Supplied data -
------------

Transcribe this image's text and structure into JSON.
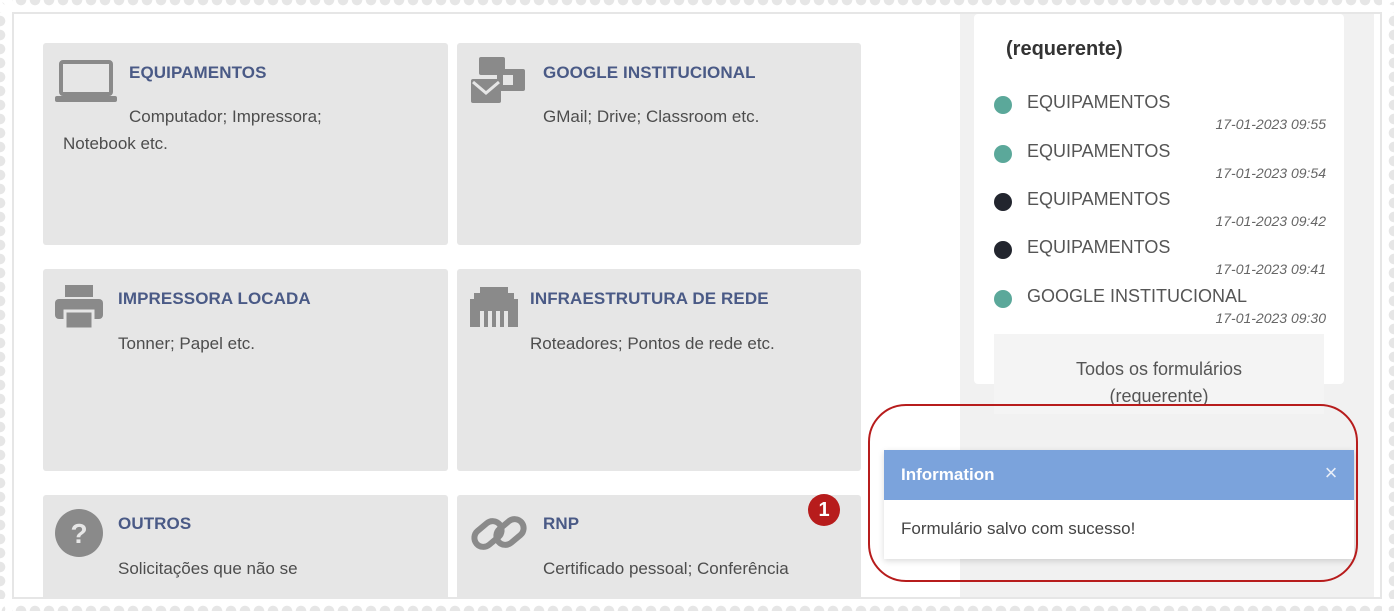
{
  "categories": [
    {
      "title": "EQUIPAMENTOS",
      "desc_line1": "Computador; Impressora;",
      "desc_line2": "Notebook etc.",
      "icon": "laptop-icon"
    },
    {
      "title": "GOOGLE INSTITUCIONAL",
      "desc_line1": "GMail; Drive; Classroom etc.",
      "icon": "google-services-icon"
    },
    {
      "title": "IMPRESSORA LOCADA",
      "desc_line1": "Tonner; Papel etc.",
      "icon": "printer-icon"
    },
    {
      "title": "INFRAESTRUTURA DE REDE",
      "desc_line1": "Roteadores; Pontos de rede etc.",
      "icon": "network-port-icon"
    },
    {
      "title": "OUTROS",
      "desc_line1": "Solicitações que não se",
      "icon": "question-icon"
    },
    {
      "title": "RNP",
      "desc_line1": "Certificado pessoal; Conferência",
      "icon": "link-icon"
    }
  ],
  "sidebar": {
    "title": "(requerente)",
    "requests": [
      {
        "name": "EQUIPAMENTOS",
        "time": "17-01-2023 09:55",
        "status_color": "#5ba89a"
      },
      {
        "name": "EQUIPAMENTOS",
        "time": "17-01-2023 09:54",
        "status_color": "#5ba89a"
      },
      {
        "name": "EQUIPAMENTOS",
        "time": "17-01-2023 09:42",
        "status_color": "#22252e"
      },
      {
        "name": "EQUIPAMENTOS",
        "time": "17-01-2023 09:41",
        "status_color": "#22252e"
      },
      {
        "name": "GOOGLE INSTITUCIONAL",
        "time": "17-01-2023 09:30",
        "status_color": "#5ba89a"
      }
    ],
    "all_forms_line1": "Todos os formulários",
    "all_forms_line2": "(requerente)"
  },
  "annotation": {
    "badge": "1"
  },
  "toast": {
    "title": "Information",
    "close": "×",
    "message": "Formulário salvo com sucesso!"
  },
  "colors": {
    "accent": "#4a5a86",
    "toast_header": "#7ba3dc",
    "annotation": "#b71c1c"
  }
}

------------

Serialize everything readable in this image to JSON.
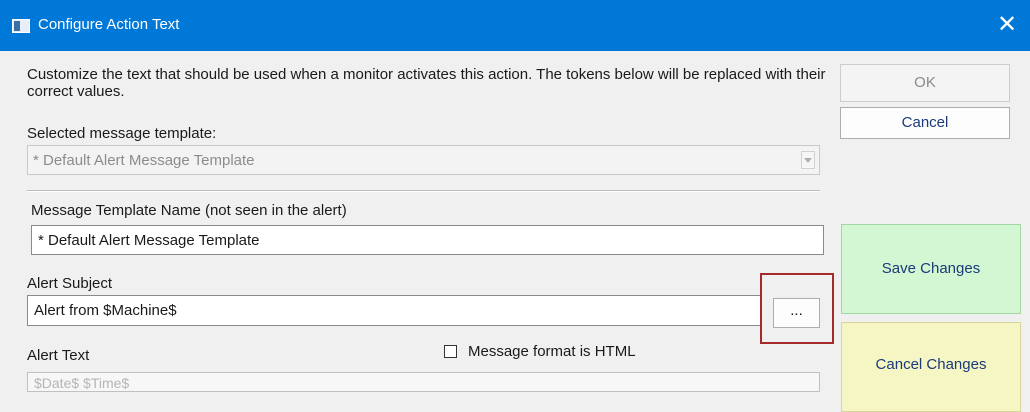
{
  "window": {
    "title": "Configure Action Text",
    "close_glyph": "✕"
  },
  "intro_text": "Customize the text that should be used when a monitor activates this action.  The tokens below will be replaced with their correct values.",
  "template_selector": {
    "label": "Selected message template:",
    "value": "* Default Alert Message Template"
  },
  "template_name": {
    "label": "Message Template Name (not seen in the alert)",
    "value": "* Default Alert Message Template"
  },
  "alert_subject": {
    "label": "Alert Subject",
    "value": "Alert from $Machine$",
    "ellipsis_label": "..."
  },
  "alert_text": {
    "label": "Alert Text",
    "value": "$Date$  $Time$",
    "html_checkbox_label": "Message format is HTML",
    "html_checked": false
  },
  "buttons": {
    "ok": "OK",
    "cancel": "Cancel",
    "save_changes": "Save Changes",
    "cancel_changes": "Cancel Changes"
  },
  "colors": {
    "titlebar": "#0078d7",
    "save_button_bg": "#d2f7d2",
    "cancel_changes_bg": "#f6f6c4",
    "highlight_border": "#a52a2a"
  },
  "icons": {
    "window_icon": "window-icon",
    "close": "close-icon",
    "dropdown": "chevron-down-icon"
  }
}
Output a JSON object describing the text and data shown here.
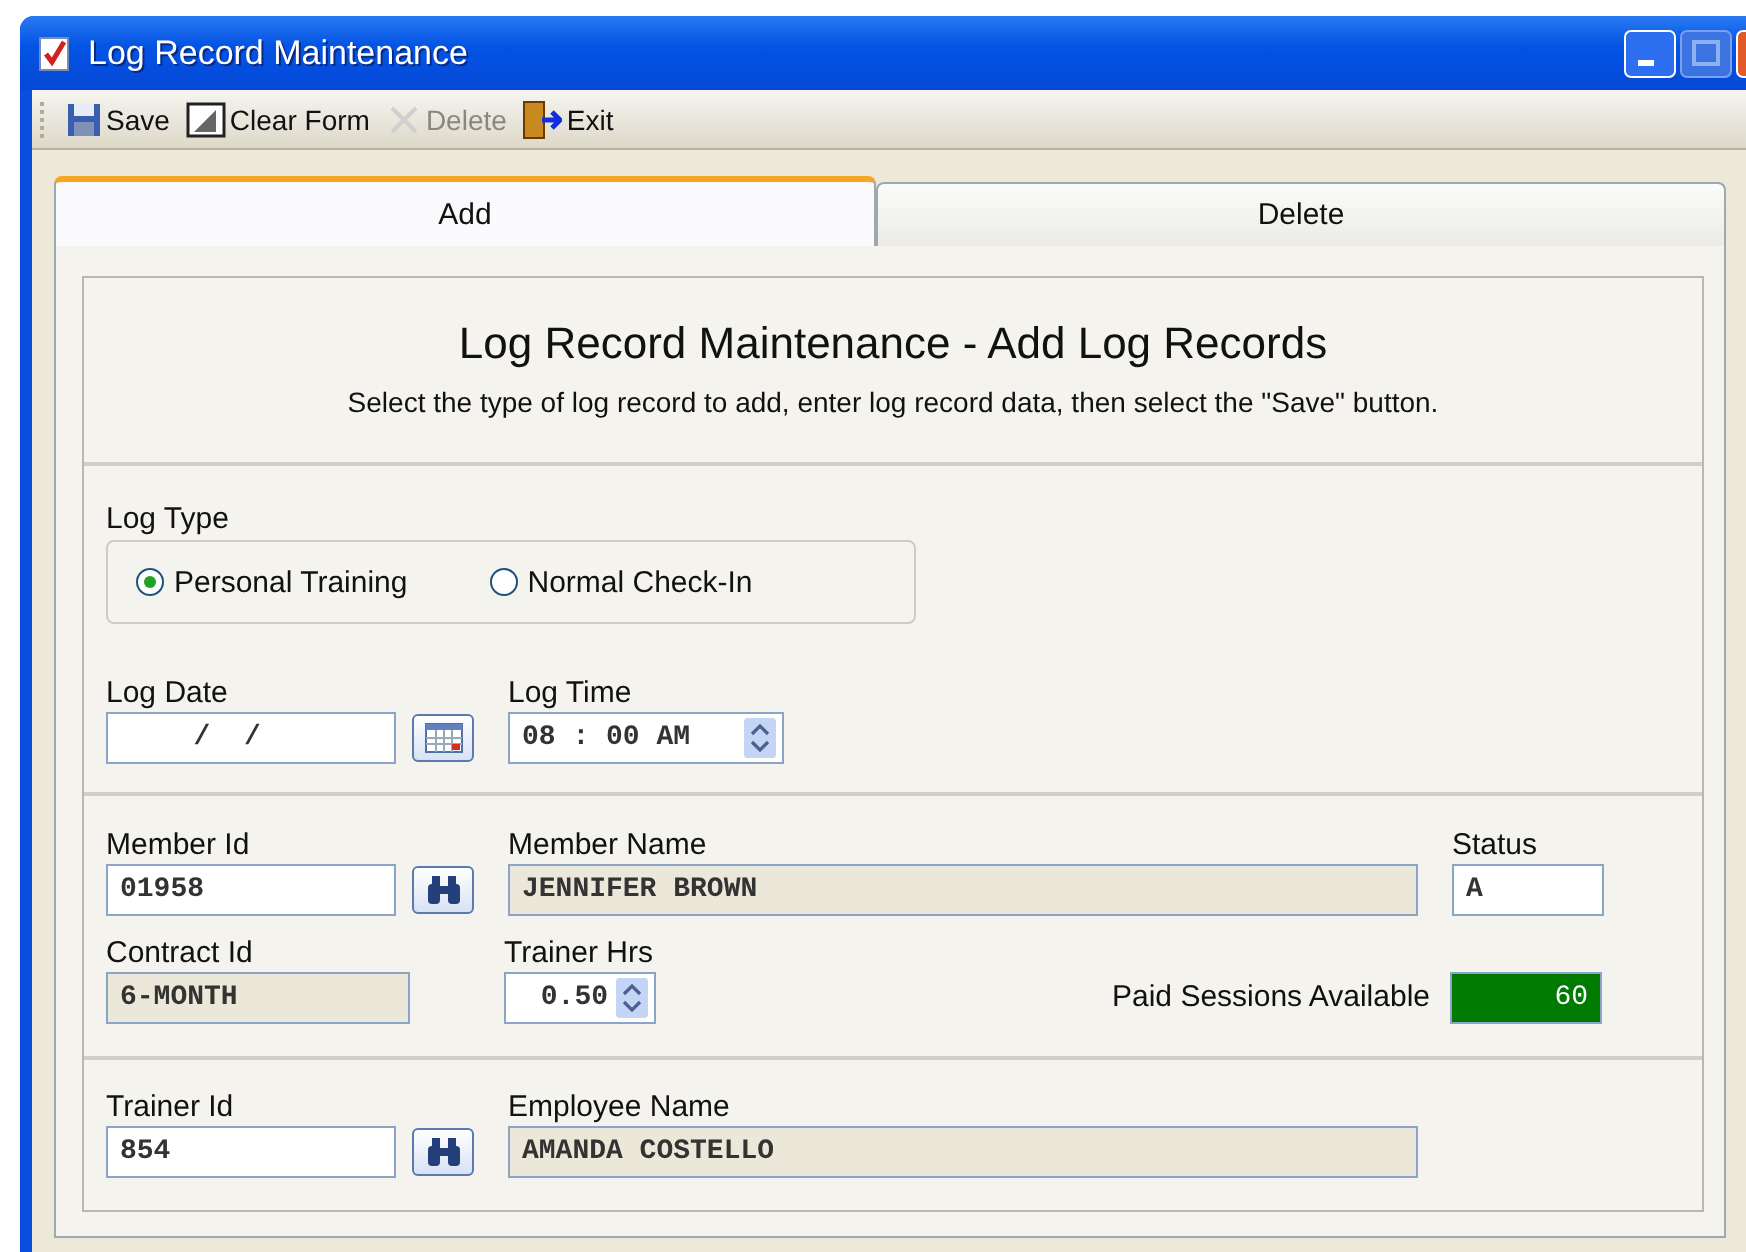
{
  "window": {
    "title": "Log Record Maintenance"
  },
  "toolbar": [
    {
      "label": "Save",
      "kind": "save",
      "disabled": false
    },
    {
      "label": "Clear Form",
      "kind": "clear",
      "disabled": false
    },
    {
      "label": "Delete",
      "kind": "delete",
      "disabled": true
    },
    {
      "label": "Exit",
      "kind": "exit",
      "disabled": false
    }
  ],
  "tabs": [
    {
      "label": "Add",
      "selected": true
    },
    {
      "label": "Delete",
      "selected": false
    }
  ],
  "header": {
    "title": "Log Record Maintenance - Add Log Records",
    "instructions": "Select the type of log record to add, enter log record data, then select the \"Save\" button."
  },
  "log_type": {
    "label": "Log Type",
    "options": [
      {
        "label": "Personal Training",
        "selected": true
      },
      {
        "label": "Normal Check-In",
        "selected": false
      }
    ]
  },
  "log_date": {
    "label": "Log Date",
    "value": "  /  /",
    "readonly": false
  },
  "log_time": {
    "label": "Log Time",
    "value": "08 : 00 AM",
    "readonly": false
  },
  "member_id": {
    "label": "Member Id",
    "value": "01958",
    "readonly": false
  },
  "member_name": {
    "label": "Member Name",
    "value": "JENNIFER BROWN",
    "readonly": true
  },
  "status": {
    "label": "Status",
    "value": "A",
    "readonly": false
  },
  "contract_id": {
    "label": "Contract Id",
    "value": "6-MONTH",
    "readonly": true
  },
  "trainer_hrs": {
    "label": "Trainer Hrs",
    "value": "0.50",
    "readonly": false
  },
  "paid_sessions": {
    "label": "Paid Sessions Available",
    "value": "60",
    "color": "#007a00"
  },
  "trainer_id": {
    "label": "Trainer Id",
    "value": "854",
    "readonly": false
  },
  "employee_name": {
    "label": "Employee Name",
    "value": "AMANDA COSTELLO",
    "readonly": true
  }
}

------------

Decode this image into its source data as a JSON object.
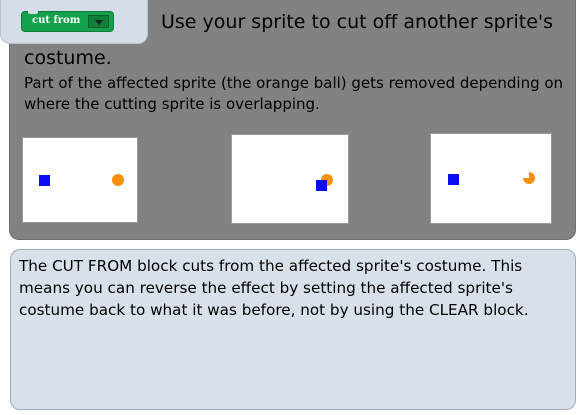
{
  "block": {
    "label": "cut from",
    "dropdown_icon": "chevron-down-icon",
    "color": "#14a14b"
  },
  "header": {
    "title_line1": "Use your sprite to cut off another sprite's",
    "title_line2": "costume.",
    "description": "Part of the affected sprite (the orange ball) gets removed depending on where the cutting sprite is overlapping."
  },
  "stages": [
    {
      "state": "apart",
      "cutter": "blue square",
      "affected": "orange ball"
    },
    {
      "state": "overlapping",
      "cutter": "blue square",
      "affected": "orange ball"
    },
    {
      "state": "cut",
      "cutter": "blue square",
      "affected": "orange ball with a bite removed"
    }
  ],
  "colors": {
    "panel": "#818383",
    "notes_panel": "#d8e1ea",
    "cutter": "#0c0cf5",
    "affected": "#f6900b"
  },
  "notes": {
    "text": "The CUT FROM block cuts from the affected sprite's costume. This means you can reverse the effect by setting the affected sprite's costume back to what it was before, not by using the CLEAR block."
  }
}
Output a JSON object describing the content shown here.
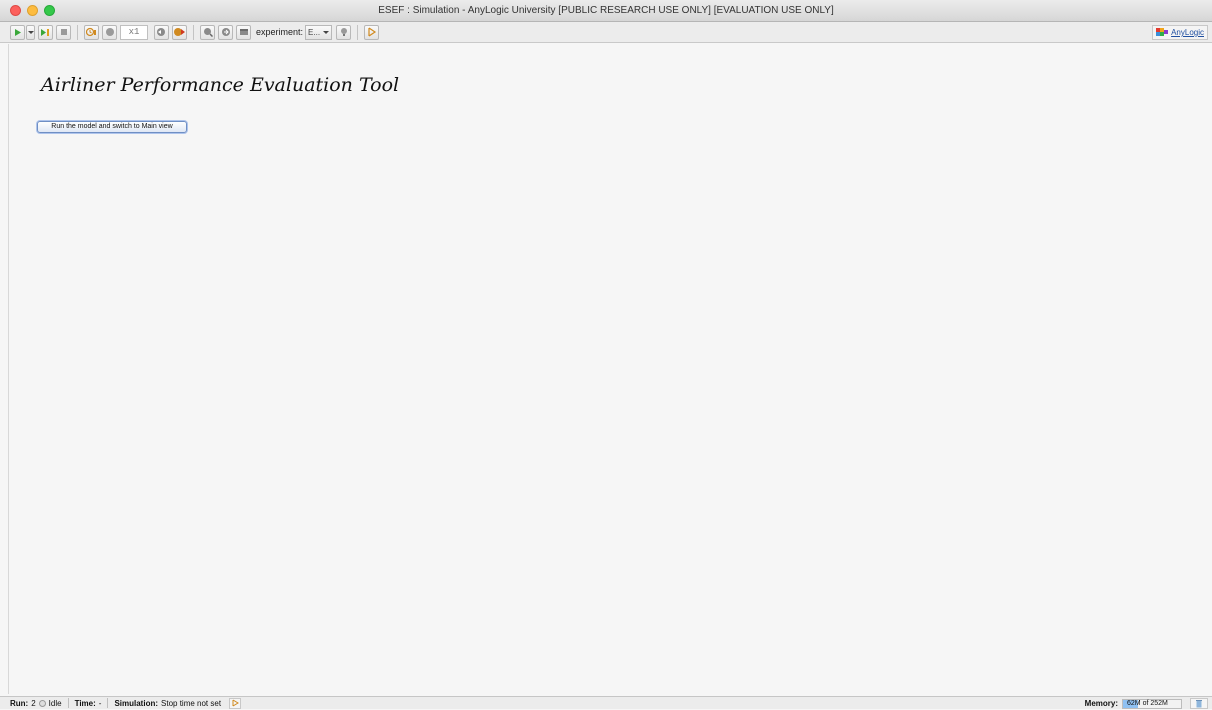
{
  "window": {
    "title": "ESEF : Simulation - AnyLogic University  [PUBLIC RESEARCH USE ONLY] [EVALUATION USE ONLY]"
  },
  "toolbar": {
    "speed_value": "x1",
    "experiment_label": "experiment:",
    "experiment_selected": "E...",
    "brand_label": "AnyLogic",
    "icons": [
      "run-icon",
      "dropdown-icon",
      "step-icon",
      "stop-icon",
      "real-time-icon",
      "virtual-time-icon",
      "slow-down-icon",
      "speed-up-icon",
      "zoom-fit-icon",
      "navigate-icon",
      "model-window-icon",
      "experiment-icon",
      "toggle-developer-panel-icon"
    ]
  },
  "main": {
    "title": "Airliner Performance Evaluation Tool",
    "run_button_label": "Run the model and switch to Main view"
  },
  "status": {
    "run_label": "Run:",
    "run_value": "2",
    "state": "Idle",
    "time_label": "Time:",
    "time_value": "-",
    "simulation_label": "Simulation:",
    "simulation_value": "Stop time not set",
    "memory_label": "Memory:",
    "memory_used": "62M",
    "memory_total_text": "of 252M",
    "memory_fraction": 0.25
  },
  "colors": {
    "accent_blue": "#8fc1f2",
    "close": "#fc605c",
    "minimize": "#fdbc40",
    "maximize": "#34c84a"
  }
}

------------

Instructions to follow - Pick out each line above that includes "with" and show it.

Final answer -
  "intro_text": "Customize the text that should be used when a monitor activates this action.  The tokens below will be replaced with their correct values.",
      "affected": "orange ball with a bite removed"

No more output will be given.